[Work instructions] Reproduce the listing that follows with no differences at all.

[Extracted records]
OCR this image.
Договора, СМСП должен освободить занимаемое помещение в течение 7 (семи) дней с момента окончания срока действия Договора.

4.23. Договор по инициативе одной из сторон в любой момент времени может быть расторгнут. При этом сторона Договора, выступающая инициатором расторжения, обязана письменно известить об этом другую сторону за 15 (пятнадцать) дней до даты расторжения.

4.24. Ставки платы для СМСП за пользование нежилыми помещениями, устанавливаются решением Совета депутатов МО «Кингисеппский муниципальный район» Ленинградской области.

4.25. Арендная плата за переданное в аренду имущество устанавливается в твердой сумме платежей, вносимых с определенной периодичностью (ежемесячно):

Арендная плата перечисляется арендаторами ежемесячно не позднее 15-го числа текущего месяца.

[Problem solution]
OCR this image.
Договора, СМСП должен освободить занимаемое помещение в течение 7 (семи) дней с момента окончания срока действия Договора.

4.23. Договор по инициативе одной из сторон в любой момент времени может быть расторгнут. При этом сторона Договора, выступающая инициатором расторжения, обязана письменно известить об этом другую сторону за 15 (пятнадцать) дней до даты расторжения.

4.24. Ставки платы для СМСП за пользование нежилыми помещениями, устанавливаются решением Совета депутатов МО «Кингисеппский муниципальный район» Ленинградской области.

4.25. Арендная плата за переданное в аренду имущество устанавливается в твердой сумме платежей, вносимых с определенной периодичностью (ежемесячно):

Арендная плата перечисляется арендаторами ежемесячно не позднее 15-го числа текущего месяца.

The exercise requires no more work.